WRITTEN REQUEST
Exactly as given, repeat all of the entries.

** START STORED ROWS **

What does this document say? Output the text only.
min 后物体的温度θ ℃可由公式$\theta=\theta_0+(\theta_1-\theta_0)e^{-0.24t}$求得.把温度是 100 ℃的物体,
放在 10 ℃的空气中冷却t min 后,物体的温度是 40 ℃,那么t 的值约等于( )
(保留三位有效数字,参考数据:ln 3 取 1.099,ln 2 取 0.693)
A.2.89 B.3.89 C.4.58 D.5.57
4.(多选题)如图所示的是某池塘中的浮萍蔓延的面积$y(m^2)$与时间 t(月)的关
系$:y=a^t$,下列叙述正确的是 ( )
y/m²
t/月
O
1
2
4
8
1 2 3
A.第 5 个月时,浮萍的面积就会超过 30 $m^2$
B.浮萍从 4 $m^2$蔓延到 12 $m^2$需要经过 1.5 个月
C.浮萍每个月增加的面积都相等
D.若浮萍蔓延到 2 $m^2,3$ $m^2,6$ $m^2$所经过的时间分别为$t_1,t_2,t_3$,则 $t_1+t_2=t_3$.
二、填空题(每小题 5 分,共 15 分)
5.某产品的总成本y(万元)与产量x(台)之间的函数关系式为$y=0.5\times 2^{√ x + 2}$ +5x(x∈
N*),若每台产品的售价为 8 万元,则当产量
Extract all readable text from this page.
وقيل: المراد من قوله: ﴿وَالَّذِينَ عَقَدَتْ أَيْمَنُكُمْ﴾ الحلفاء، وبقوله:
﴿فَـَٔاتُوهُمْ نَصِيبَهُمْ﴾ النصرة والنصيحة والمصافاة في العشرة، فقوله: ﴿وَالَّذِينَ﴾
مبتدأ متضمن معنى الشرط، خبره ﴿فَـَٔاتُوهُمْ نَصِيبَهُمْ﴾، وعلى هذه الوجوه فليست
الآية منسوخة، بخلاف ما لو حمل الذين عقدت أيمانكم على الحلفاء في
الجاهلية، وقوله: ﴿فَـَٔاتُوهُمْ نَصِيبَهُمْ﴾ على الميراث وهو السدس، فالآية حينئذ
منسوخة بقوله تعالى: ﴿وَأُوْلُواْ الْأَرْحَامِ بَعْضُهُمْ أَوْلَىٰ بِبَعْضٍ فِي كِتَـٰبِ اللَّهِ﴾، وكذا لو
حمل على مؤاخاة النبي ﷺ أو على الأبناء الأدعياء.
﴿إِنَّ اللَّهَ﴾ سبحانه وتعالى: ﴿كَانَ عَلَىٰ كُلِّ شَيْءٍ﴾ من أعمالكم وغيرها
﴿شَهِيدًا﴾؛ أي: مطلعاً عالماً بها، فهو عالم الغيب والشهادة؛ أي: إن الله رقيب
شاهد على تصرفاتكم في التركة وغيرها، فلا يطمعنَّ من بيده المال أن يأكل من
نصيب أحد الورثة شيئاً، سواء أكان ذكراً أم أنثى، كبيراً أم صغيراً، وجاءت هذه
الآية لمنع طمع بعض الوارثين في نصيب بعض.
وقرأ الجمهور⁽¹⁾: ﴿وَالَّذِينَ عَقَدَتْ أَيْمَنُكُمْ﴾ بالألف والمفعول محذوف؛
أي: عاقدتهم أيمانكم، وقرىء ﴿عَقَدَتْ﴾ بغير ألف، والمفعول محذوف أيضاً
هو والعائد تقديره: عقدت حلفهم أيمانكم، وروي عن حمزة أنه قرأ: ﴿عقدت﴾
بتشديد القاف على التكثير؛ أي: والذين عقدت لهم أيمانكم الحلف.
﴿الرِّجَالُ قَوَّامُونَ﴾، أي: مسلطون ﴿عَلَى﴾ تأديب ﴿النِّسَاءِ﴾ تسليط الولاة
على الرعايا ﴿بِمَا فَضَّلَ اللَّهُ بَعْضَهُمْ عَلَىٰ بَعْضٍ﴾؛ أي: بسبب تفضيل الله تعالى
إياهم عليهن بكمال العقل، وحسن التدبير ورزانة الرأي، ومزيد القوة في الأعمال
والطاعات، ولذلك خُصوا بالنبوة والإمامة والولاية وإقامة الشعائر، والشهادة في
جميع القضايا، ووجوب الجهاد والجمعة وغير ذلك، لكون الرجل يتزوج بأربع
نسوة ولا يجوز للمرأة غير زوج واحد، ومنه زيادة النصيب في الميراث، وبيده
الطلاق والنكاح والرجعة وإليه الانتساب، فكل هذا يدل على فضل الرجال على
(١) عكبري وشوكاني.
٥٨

** END STORED ROWS **

SOLVED PROBLEM
What does this document say? Output the text only.
min 后物体的温度θ ℃可由公式$\theta=\theta_0+(\theta_1-\theta_0)e^{-0.24t}$求得.把温度是 100 ℃的物体,
放在 10 ℃的空气中冷却t min 后,物体的温度是 40 ℃,那么t 的值约等于( )
(保留三位有效数字,参考数据:ln 3 取 1.099,ln 2 取 0.693)
A.2.89 B.3.89 C.4.58 D.5.57
4.(多选题)如图所示的是某池塘中的浮萍蔓延的面积$y(m^2)$与时间 t(月)的关
系$:y=a^t$,下列叙述正确的是 ( )
y/m²
t/月
O
1
2
4
8
1 2 3
A.第 5 个月时,浮萍的面积就会超过 30 $m^2$
B.浮萍从 4 $m^2$蔓延到 12 $m^2$需要经过 1.5 个月
C.浮萍每个月增加的面积都相等
D.若浮萍蔓延到 2 $m^2,3$ $m^2,6$ $m^2$所经过的时间分别为$t_1,t_2,t_3$,则 $t_1+t_2=t_3$.
二、填空题(每小题 5 分,共 15 分)
5.某产品的总成本y(万元)与产量x(台)之间的函数关系式为$y=0.5\times 2^{√ x + 2}$ +5x(x∈
N*),若每台产品的售价为 8 万元,则当产量
Extract all readable text from this page.
وقيل: المراد من قوله: ﴿وَالَّذِينَ عَقَدَتْ أَيْمَنُكُمْ﴾ الحلفاء، وبقوله:
﴿فَـَٔاتُوهُمْ نَصِيبَهُمْ﴾ النصرة والنصيحة والمصافاة في العشرة، فقوله: ﴿وَالَّذِينَ﴾
مبتدأ متضمن معنى الشرط، خبره ﴿فَـَٔاتُوهُمْ نَصِيبَهُمْ﴾، وعلى هذه الوجوه فليست
الآية منسوخة، بخلاف ما لو حمل الذين عقدت أيمانكم على الحلفاء في
الجاهلية، وقوله: ﴿فَـَٔاتُوهُمْ نَصِيبَهُمْ﴾ على الميراث وهو السدس، فالآية حينئذ
منسوخة بقوله تعالى: ﴿وَأُوْلُواْ الْأَرْحَامِ بَعْضُهُمْ أَوْلَىٰ بِبَعْضٍ فِي كِتَـٰبِ اللَّهِ﴾، وكذا لو
حمل على مؤاخاة النبي ﷺ أو على الأبناء الأدعياء.
﴿إِنَّ اللَّهَ﴾ سبحانه وتعالى: ﴿كَانَ عَلَىٰ كُلِّ شَيْءٍ﴾ من أعمالكم وغيرها
﴿شَهِيدًا﴾؛ أي: مطلعاً عالماً بها، فهو عالم الغيب والشهادة؛ أي: إن الله رقيب
شاهد على تصرفاتكم في التركة وغيرها، فلا يطمعنَّ من بيده المال أن يأكل من
نصيب أحد الورثة شيئاً، سواء أكان ذكراً أم أنثى، كبيراً أم صغيراً، وجاءت هذه
الآية لمنع طمع بعض الوارثين في نصيب بعض.
وقرأ الجمهور⁽¹⁾: ﴿وَالَّذِينَ عَقَدَتْ أَيْمَنُكُمْ﴾ بالألف والمفعول محذوف؛
أي: عاقدتهم أيمانكم، وقرىء ﴿عَقَدَتْ﴾ بغير ألف، والمفعول محذوف أيضاً
هو والعائد تقديره: عقدت حلفهم أيمانكم، وروي عن حمزة أنه قرأ: ﴿عقدت﴾
بتشديد القاف على التكثير؛ أي: والذين عقدت لهم أيمانكم الحلف.
﴿الرِّجَالُ قَوَّامُونَ﴾، أي: مسلطون ﴿عَلَى﴾ تأديب ﴿النِّسَاءِ﴾ تسليط الولاة
على الرعايا ﴿بِمَا فَضَّلَ اللَّهُ بَعْضَهُمْ عَلَىٰ بَعْضٍ﴾؛ أي: بسبب تفضيل الله تعالى
إياهم عليهن بكمال العقل، وحسن التدبير ورزانة الرأي، ومزيد القوة في الأعمال
والطاعات، ولذلك خُصوا بالنبوة والإمامة والولاية وإقامة الشعائر، والشهادة في
جميع القضايا، ووجوب الجهاد والجمعة وغير ذلك، لكون الرجل يتزوج بأربع
نسوة ولا يجوز للمرأة غير زوج واحد، ومنه زيادة النصيب في الميراث، وبيده
الطلاق والنكاح والرجعة وإليه الانتساب، فكل هذا يدل على فضل الرجال على
(١) عكبري وشوكاني.
٥٨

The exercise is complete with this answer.